##### Data provided #####

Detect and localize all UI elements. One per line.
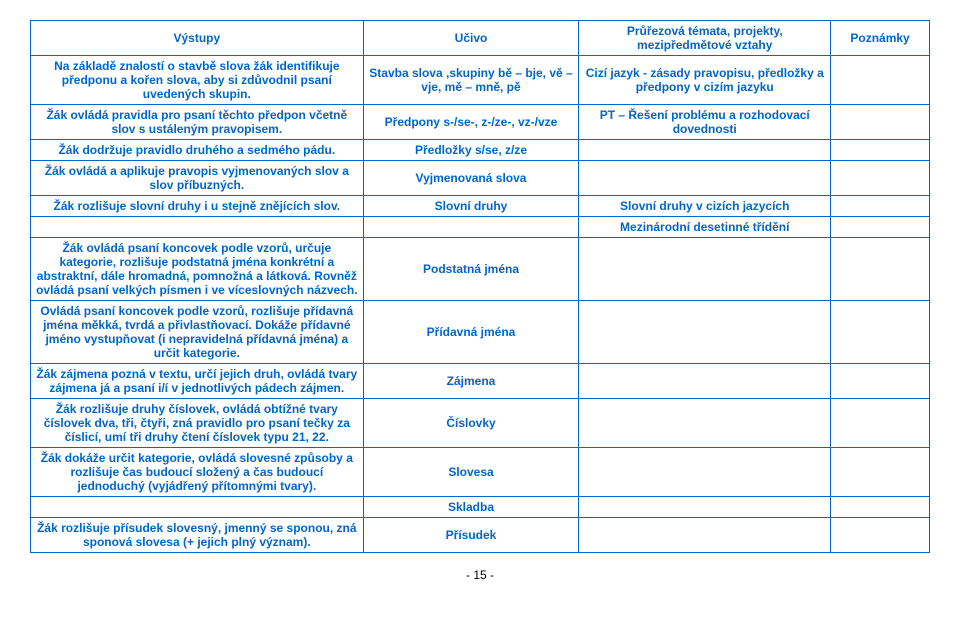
table-cell: Číslovky [363, 399, 579, 448]
table-row: Žák rozlišuje přísudek slovesný, jmenný … [31, 518, 930, 553]
table-cell: Žák zájmena pozná v textu, určí jejich d… [31, 364, 364, 399]
table-cell [831, 399, 930, 448]
table-cell [831, 140, 930, 161]
table-cell: Žák ovládá a aplikuje pravopis vyjmenova… [31, 161, 364, 196]
table-cell: Předpony s-/se-, z-/ze-, vz-/vze [363, 105, 579, 140]
table-cell: Žák ovládá pravidla pro psaní těchto pře… [31, 105, 364, 140]
table-cell [831, 161, 930, 196]
table-cell: Mezinárodní desetinné třídění [579, 217, 831, 238]
table-cell [579, 497, 831, 518]
table-cell [579, 238, 831, 301]
table-cell [31, 497, 364, 518]
table-row: Žák zájmena pozná v textu, určí jejich d… [31, 364, 930, 399]
table-cell [579, 301, 831, 364]
header-poznamky: Poznámky [831, 21, 930, 56]
table-cell [579, 140, 831, 161]
table-cell: Žák rozlišuje slovní druhy i u stejně zn… [31, 196, 364, 217]
table-row: Žák rozlišuje slovní druhy i u stejně zn… [31, 196, 930, 217]
table-cell: Slovní druhy v cizích jazycích [579, 196, 831, 217]
header-prurezova: Průřezová témata, projekty, mezipředměto… [579, 21, 831, 56]
table-cell [579, 161, 831, 196]
table-cell [579, 448, 831, 497]
table-cell [579, 399, 831, 448]
table-cell: Slovní druhy [363, 196, 579, 217]
table-cell: Ovládá psaní koncovek podle vzorů, rozli… [31, 301, 364, 364]
table-cell: Žák ovládá psaní koncovek podle vzorů, u… [31, 238, 364, 301]
table-cell [831, 301, 930, 364]
table-cell: Žák dokáže určit kategorie, ovládá slove… [31, 448, 364, 497]
table-row: Žák dodržuje pravidlo druhého a sedmého … [31, 140, 930, 161]
table-row: Žák dokáže určit kategorie, ovládá slove… [31, 448, 930, 497]
table-cell [831, 448, 930, 497]
table-cell [579, 364, 831, 399]
table-row: Žák ovládá pravidla pro psaní těchto pře… [31, 105, 930, 140]
table-cell: Cizí jazyk - zásady pravopisu, předložky… [579, 56, 831, 105]
table-cell [831, 518, 930, 553]
table-cell [831, 497, 930, 518]
table-cell: Předložky s/se, z/ze [363, 140, 579, 161]
table-cell [831, 105, 930, 140]
table-row: Mezinárodní desetinné třídění [31, 217, 930, 238]
table-row: Žák ovládá a aplikuje pravopis vyjmenova… [31, 161, 930, 196]
table-cell [831, 238, 930, 301]
table-cell: PT – Řešení problému a rozhodovací doved… [579, 105, 831, 140]
table-cell: Skladba [363, 497, 579, 518]
table-cell: Vyjmenovaná slova [363, 161, 579, 196]
table-row: Skladba [31, 497, 930, 518]
table-cell: Žák rozlišuje přísudek slovesný, jmenný … [31, 518, 364, 553]
page-number: - 15 - [30, 568, 930, 582]
table-cell [363, 217, 579, 238]
table-cell: Zájmena [363, 364, 579, 399]
table-cell [831, 196, 930, 217]
table-cell [31, 217, 364, 238]
table-cell: Podstatná jména [363, 238, 579, 301]
table-cell [831, 56, 930, 105]
table-cell: Slovesa [363, 448, 579, 497]
table-row: Na základě znalostí o stavbě slova žák i… [31, 56, 930, 105]
table-row: Žák rozlišuje druhy číslovek, ovládá obt… [31, 399, 930, 448]
table-cell: Na základě znalostí o stavbě slova žák i… [31, 56, 364, 105]
table-cell: Žák rozlišuje druhy číslovek, ovládá obt… [31, 399, 364, 448]
table-cell [831, 364, 930, 399]
table-header-row: Výstupy Učivo Průřezová témata, projekty… [31, 21, 930, 56]
table-cell: Stavba slova ,skupiny bě – bje, vě – vje… [363, 56, 579, 105]
table-cell: Přídavná jména [363, 301, 579, 364]
table-body: Na základě znalostí o stavbě slova žák i… [31, 56, 930, 553]
table-row: Ovládá psaní koncovek podle vzorů, rozli… [31, 301, 930, 364]
table-cell [831, 217, 930, 238]
header-vystupy: Výstupy [31, 21, 364, 56]
table-row: Žák ovládá psaní koncovek podle vzorů, u… [31, 238, 930, 301]
header-ucivo: Učivo [363, 21, 579, 56]
table-cell [579, 518, 831, 553]
curriculum-table: Výstupy Učivo Průřezová témata, projekty… [30, 20, 930, 553]
table-cell: Přísudek [363, 518, 579, 553]
table-cell: Žák dodržuje pravidlo druhého a sedmého … [31, 140, 364, 161]
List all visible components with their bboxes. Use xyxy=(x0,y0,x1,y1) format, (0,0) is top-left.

#####

» **Short exercise**
Copy out the listing above line for line, unchanged, omitting the picture.

» **Answer to the exercise**
Detect and localize all UI elements. One per line.
table-cell: Číslovky [363, 399, 579, 448]
table-row: Žák rozlišuje přísudek slovesný, jmenný … [31, 518, 930, 553]
table-cell: Žák zájmena pozná v textu, určí jejich d… [31, 364, 364, 399]
table-cell [831, 399, 930, 448]
table-cell [831, 140, 930, 161]
table-cell: Žák ovládá a aplikuje pravopis vyjmenova… [31, 161, 364, 196]
table-cell: Předpony s-/se-, z-/ze-, vz-/vze [363, 105, 579, 140]
table-cell: Žák ovládá pravidla pro psaní těchto pře… [31, 105, 364, 140]
table-cell [831, 161, 930, 196]
table-cell: Mezinárodní desetinné třídění [579, 217, 831, 238]
table-cell [579, 497, 831, 518]
table-cell [579, 238, 831, 301]
table-cell [31, 497, 364, 518]
table-row: Žák zájmena pozná v textu, určí jejich d… [31, 364, 930, 399]
table-cell [579, 301, 831, 364]
header-poznamky: Poznámky [831, 21, 930, 56]
table-cell [579, 140, 831, 161]
table-cell: Žák rozlišuje slovní druhy i u stejně zn… [31, 196, 364, 217]
table-row: Žák rozlišuje slovní druhy i u stejně zn… [31, 196, 930, 217]
table-cell: Slovní druhy v cizích jazycích [579, 196, 831, 217]
header-prurezova: Průřezová témata, projekty, mezipředměto… [579, 21, 831, 56]
table-cell [579, 161, 831, 196]
table-cell [579, 448, 831, 497]
table-cell [579, 399, 831, 448]
table-cell: Slovní druhy [363, 196, 579, 217]
table-cell: Ovládá psaní koncovek podle vzorů, rozli… [31, 301, 364, 364]
table-cell: Žák ovládá psaní koncovek podle vzorů, u… [31, 238, 364, 301]
table-cell [831, 301, 930, 364]
table-cell: Žák dokáže určit kategorie, ovládá slove… [31, 448, 364, 497]
table-row: Žák dodržuje pravidlo druhého a sedmého … [31, 140, 930, 161]
table-row: Žák dokáže určit kategorie, ovládá slove… [31, 448, 930, 497]
table-cell [831, 448, 930, 497]
table-cell [579, 364, 831, 399]
table-row: Žák ovládá pravidla pro psaní těchto pře… [31, 105, 930, 140]
table-cell: Cizí jazyk - zásady pravopisu, předložky… [579, 56, 831, 105]
table-cell [831, 518, 930, 553]
table-cell [831, 497, 930, 518]
table-cell: Předložky s/se, z/ze [363, 140, 579, 161]
table-cell [831, 105, 930, 140]
table-row: Mezinárodní desetinné třídění [31, 217, 930, 238]
table-row: Žák ovládá a aplikuje pravopis vyjmenova… [31, 161, 930, 196]
table-cell [831, 238, 930, 301]
table-cell: PT – Řešení problému a rozhodovací doved… [579, 105, 831, 140]
table-cell: Skladba [363, 497, 579, 518]
table-cell: Vyjmenovaná slova [363, 161, 579, 196]
table-row: Skladba [31, 497, 930, 518]
table-cell: Žák rozlišuje přísudek slovesný, jmenný … [31, 518, 364, 553]
page-number: - 15 - [30, 568, 930, 582]
table-cell [363, 217, 579, 238]
table-cell: Zájmena [363, 364, 579, 399]
table-cell [831, 196, 930, 217]
table-cell [31, 217, 364, 238]
table-cell: Podstatná jména [363, 238, 579, 301]
table-cell [831, 56, 930, 105]
table-cell: Slovesa [363, 448, 579, 497]
table-row: Na základě znalostí o stavbě slova žák i… [31, 56, 930, 105]
table-row: Žák rozlišuje druhy číslovek, ovládá obt… [31, 399, 930, 448]
table-cell: Na základě znalostí o stavbě slova žák i… [31, 56, 364, 105]
table-cell: Žák rozlišuje druhy číslovek, ovládá obt… [31, 399, 364, 448]
table-cell [831, 364, 930, 399]
table-header-row: Výstupy Učivo Průřezová témata, projekty… [31, 21, 930, 56]
table-cell: Stavba slova ,skupiny bě – bje, vě – vje… [363, 56, 579, 105]
table-cell: Přídavná jména [363, 301, 579, 364]
table-body: Na základě znalostí o stavbě slova žák i… [31, 56, 930, 553]
table-row: Ovládá psaní koncovek podle vzorů, rozli… [31, 301, 930, 364]
table-cell [831, 217, 930, 238]
header-vystupy: Výstupy [31, 21, 364, 56]
table-row: Žák ovládá psaní koncovek podle vzorů, u… [31, 238, 930, 301]
header-ucivo: Učivo [363, 21, 579, 56]
table-cell [579, 518, 831, 553]
curriculum-table: Výstupy Učivo Průřezová témata, projekty… [30, 20, 930, 553]
table-cell: Přísudek [363, 518, 579, 553]
table-cell: Žák dodržuje pravidlo druhého a sedmého … [31, 140, 364, 161]
List all visible components with their bboxes. Use xyxy=(x0,y0,x1,y1) format, (0,0) is top-left.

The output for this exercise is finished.